[Stored data]
####

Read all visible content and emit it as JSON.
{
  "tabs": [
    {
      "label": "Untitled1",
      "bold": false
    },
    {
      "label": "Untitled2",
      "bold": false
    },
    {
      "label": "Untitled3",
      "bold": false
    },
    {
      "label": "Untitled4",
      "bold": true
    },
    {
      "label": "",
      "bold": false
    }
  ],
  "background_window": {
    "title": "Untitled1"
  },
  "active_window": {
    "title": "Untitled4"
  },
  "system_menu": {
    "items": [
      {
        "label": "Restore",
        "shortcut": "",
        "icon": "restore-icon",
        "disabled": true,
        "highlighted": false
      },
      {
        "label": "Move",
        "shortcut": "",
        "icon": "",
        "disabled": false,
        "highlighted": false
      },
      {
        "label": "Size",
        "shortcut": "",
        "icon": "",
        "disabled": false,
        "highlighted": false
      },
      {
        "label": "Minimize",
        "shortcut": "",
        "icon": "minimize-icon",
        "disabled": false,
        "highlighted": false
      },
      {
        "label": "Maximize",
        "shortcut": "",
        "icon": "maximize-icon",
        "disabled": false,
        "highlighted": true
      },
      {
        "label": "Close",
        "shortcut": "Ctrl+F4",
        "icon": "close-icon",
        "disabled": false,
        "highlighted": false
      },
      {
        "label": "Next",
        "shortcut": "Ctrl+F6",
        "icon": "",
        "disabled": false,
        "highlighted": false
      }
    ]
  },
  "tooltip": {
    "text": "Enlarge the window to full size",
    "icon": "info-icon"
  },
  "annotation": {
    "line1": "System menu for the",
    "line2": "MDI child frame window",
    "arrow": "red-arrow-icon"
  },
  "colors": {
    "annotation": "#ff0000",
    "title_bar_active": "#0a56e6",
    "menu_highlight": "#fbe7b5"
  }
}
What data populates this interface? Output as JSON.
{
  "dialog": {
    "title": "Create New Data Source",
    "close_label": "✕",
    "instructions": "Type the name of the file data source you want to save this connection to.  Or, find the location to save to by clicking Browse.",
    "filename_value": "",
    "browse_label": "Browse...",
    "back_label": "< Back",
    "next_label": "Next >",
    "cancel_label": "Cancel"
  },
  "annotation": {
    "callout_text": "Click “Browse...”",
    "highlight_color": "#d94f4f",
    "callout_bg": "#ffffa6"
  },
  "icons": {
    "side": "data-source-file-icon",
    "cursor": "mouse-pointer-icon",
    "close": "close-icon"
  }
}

####

Goal:
Without leaving anything out, give the entries again exactly.

The completed task:
Read all visible content and emit it as JSON.
{
  "tabs": [
    {
      "label": "Untitled1",
      "bold": false
    },
    {
      "label": "Untitled2",
      "bold": false
    },
    {
      "label": "Untitled3",
      "bold": false
    },
    {
      "label": "Untitled4",
      "bold": true
    },
    {
      "label": "",
      "bold": false
    }
  ],
  "background_window": {
    "title": "Untitled1"
  },
  "active_window": {
    "title": "Untitled4"
  },
  "system_menu": {
    "items": [
      {
        "label": "Restore",
        "shortcut": "",
        "icon": "restore-icon",
        "disabled": true,
        "highlighted": false
      },
      {
        "label": "Move",
        "shortcut": "",
        "icon": "",
        "disabled": false,
        "highlighted": false
      },
      {
        "label": "Size",
        "shortcut": "",
        "icon": "",
        "disabled": false,
        "highlighted": false
      },
      {
        "label": "Minimize",
        "shortcut": "",
        "icon": "minimize-icon",
        "disabled": false,
        "highlighted": false
      },
      {
        "label": "Maximize",
        "shortcut": "",
        "icon": "maximize-icon",
        "disabled": false,
        "highlighted": true
      },
      {
        "label": "Close",
        "shortcut": "Ctrl+F4",
        "icon": "close-icon",
        "disabled": false,
        "highlighted": false
      },
      {
        "label": "Next",
        "shortcut": "Ctrl+F6",
        "icon": "",
        "disabled": false,
        "highlighted": false
      }
    ]
  },
  "tooltip": {
    "text": "Enlarge the window to full size",
    "icon": "info-icon"
  },
  "annotation": {
    "line1": "System menu for the",
    "line2": "MDI child frame window",
    "arrow": "red-arrow-icon"
  },
  "colors": {
    "annotation": "#ff0000",
    "title_bar_active": "#0a56e6",
    "menu_highlight": "#fbe7b5"
  }
}
What data populates this interface? Output as JSON.
{
  "dialog": {
    "title": "Create New Data Source",
    "close_label": "✕",
    "instructions": "Type the name of the file data source you want to save this connection to.  Or, find the location to save to by clicking Browse.",
    "filename_value": "",
    "browse_label": "Browse...",
    "back_label": "< Back",
    "next_label": "Next >",
    "cancel_label": "Cancel"
  },
  "annotation": {
    "callout_text": "Click “Browse...”",
    "highlight_color": "#d94f4f",
    "callout_bg": "#ffffa6"
  },
  "icons": {
    "side": "data-source-file-icon",
    "cursor": "mouse-pointer-icon",
    "close": "close-icon"
  }
}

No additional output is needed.